The Federal Energy Regulatory Commission on April 17 affirmed its finding in a prior order that it has exclusive jurisdiction over the participation of energy efficiency resources in the organized wholesale electricity markets, including the terms of eligibility for the participation of such resources.
Advanced Energy Economy filing set proceeding in motion
The proceeding at FERC was set in motion by a June 5, 2017 petition for declaratory order filed by Advanced Energy Economy that sought declaratory rulings that, among other things:
- The Commission has exclusive jurisdiction under the Federal Power Act to regulate the participation of certain energy efficiency resources in the wholesale electricity markets;
- Relevant electric retail regulatory authorities, or RERRAs, lack authority to bar, restrict, or otherwise condition the participation of certain energy efficiency resources in wholesale electricity markets;
- It is unlawful for RERRAs to change the terms and conditions of certain energy efficiency resource participation in wholesale markets; and
- The stakeholder process of a Regional Transmission Organization (RTO) or Independent System Operator (ISO) is an inappropriate vehicle to resolve these jurisdictional issues.
RERRAs are entities that establish the retail electric prices and policies for customers, such as a state public utility commission, the city council for a municipal utility, or the governing board of a cooperative utility.
Advanced Energy Economy’s petition (Docket No. EL17-75) also sought findings regarding the requirements that FERC would impose on any future filings asking the Commission to provide RERRAs with authority to bar, restrict, or condition the sale of energy efficiency resources or other energy technologies into the wholesale electricity markets. Under FERC Order Nos. 719 and 719-A, a RERRA can restrict aggregated retail customer participation in wholesale demand response programs.
The petition was prompted by a stakeholder process in PJM Interconnection considering changes to the PJM tariff that could allow RERRAs similarly to restrict the participation of EERs in wholesale markets.
The American Public Power Association and the National Rural Electric Cooperative Association filed a joint protest in response to the petition, arguing, among other things, that the petition improperly sought FERC rulings on tariff changes that were still under debate.

=======

What this exercise asks →
1. In the FERC energy efficiency passage, who filed the petition for declaratory order that set the proceeding in motion, and on what date?
2. Pick up the FERC energy efficiency passage after its last sentence and carry it forward.
The data that follow come from a separate source.

Data →

=======

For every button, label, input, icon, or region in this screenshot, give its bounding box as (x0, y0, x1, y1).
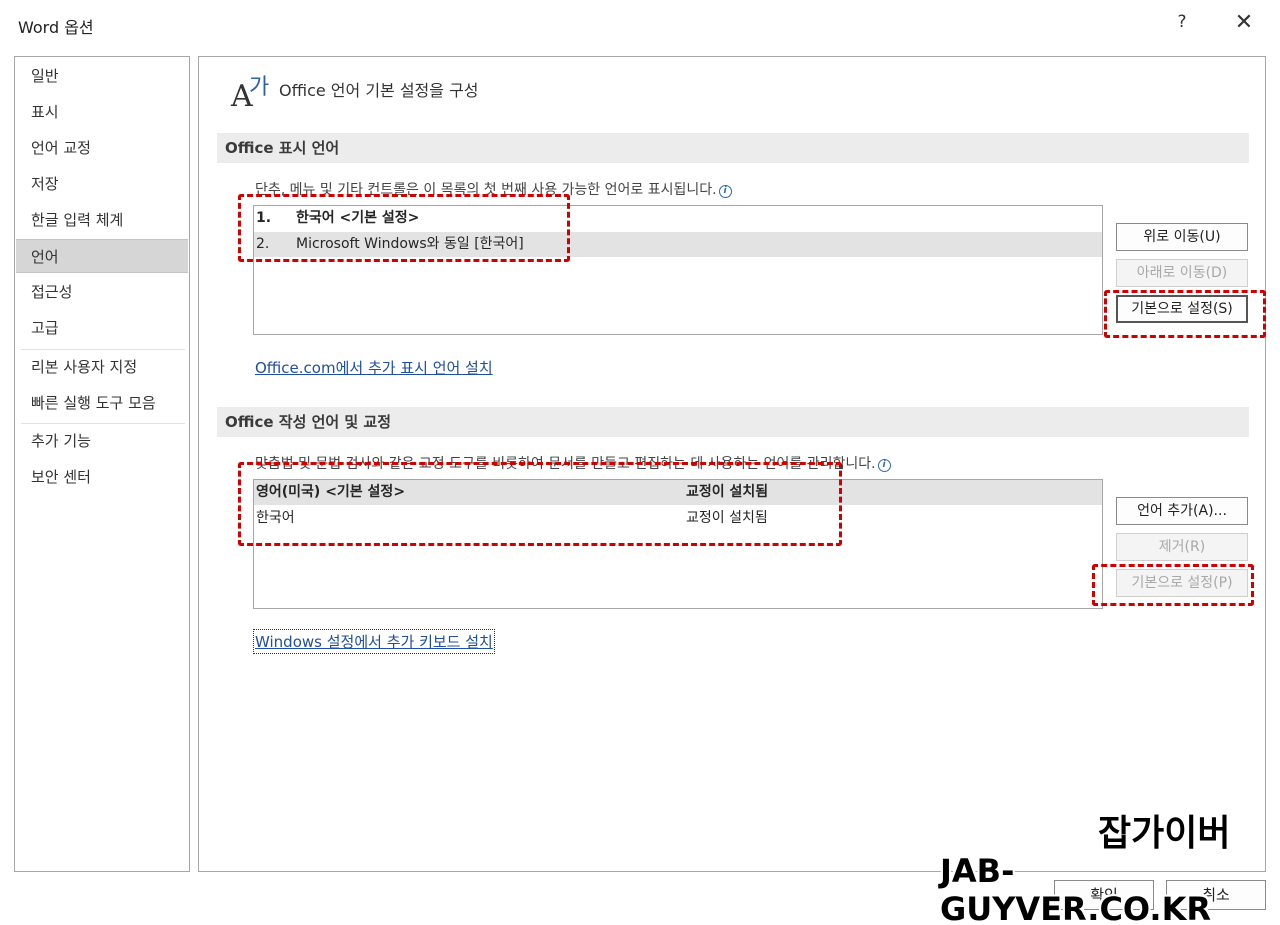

=======

Outputs →
1. Advanced Energy Economy filed it on June 5, 2017.

2.
Initial FERC order and requests for rehearing and clarification
In December 2017, FERC issued an order that granted in part, and denied in part, the petition. Among other things, FERC said that under the Federal Power Act, it has exclusive jurisdiction over the participation of energy efficiency resources in wholesale markets, including the terms of eligibility for such resources to participate in the wholesale markets.
The Association, American Municipal Power, NRECA, Edison Electric Institute and the Public Power Association of New Jersey sought rehearing of the order in a Jan. 2 filing. Separately, Madison Gas & Electric, Missouri River Energy Services, the Missouri Joint Municipal Electric Utility Commission and WPPI Energy (collectively Midwest TDUs) joined together to seek clarification of the order, or in the alternative rehearing.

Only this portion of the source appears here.